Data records
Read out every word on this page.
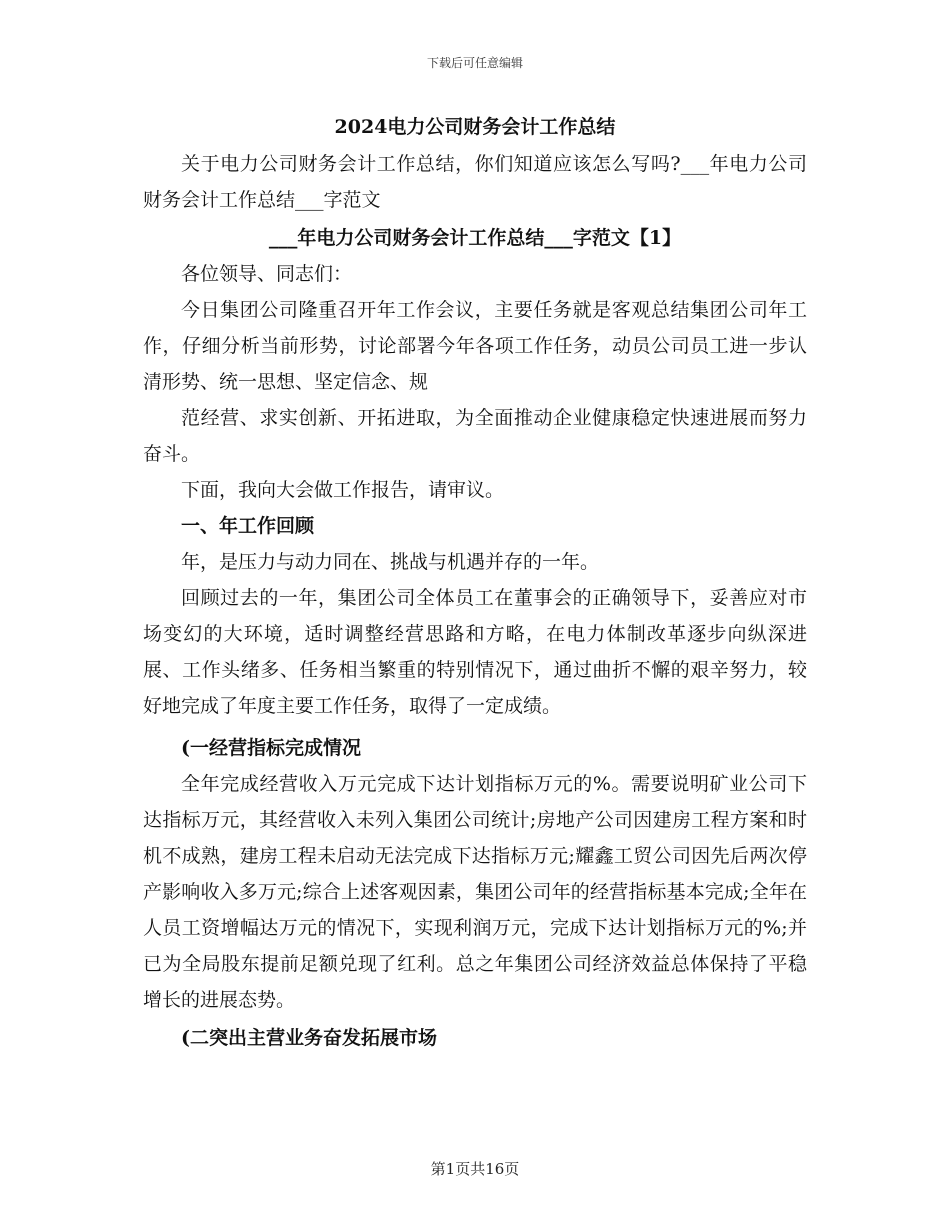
下载后可任意编辑
2024电力公司财务会计工作总结

关于电力公司财务会计工作总结，你们知道应该怎么写吗?___年电力公司财务会计工作总结___字范文

___年电力公司财务会计工作总结___字范文【1】

各位领导、同志们：

今日集团公司隆重召开年工作会议，主要任务就是客观总结集团公司年工作，仔细分析当前形势，讨论部署今年各项工作任务，动员公司员工进一步认清形势、统一思想、坚定信念、规

范经营、求实创新、开拓进取，为全面推动企业健康稳定快速进展而努力奋斗。

下面，我向大会做工作报告，请审议。

一、年工作回顾

年，是压力与动力同在、挑战与机遇并存的一年。

回顾过去的一年，集团公司全体员工在董事会的正确领导下，妥善应对市场变幻的大环境，适时调整经营思路和方略，在电力体制改革逐步向纵深进展、工作头绪多、任务相当繁重的特别情况下，通过曲折不懈的艰辛努力，较好地完成了年度主要工作任务，取得了一定成绩。

(一经营指标完成情况

全年完成经营收入万元完成下达计划指标万元的%。需要说明矿业公司下达指标万元，其经营收入未列入集团公司统计;房地产公司因建房工程方案和时机不成熟，建房工程未启动无法完成下达指标万元;耀鑫工贸公司因先后两次停产影响收入多万元;综合上述客观因素，集团公司年的经营指标基本完成;全年在人员工资增幅达万元的情况下，实现利润万元，完成下达计划指标万元的%;并已为全局股东提前足额兑现了红利。总之年集团公司经济效益总体保持了平稳增长的进展态势。

(二突出主营业务奋发拓展市场

第1页共16页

▶ _TO BE DONE_
Reproduce every entry word for word, but skip any pictures.

▶ _THE SOLUTION_
Read out every word on this page.
下载后可任意编辑
2024电力公司财务会计工作总结

关于电力公司财务会计工作总结，你们知道应该怎么写吗?___年电力公司财务会计工作总结___字范文

___年电力公司财务会计工作总结___字范文【1】

各位领导、同志们：

今日集团公司隆重召开年工作会议，主要任务就是客观总结集团公司年工作，仔细分析当前形势，讨论部署今年各项工作任务，动员公司员工进一步认清形势、统一思想、坚定信念、规

范经营、求实创新、开拓进取，为全面推动企业健康稳定快速进展而努力奋斗。

下面，我向大会做工作报告，请审议。

一、年工作回顾

年，是压力与动力同在、挑战与机遇并存的一年。

回顾过去的一年，集团公司全体员工在董事会的正确领导下，妥善应对市场变幻的大环境，适时调整经营思路和方略，在电力体制改革逐步向纵深进展、工作头绪多、任务相当繁重的特别情况下，通过曲折不懈的艰辛努力，较好地完成了年度主要工作任务，取得了一定成绩。

(一经营指标完成情况

全年完成经营收入万元完成下达计划指标万元的%。需要说明矿业公司下达指标万元，其经营收入未列入集团公司统计;房地产公司因建房工程方案和时机不成熟，建房工程未启动无法完成下达指标万元;耀鑫工贸公司因先后两次停产影响收入多万元;综合上述客观因素，集团公司年的经营指标基本完成;全年在人员工资增幅达万元的情况下，实现利润万元，完成下达计划指标万元的%;并已为全局股东提前足额兑现了红利。总之年集团公司经济效益总体保持了平稳增长的进展态势。

(二突出主营业务奋发拓展市场

第1页共16页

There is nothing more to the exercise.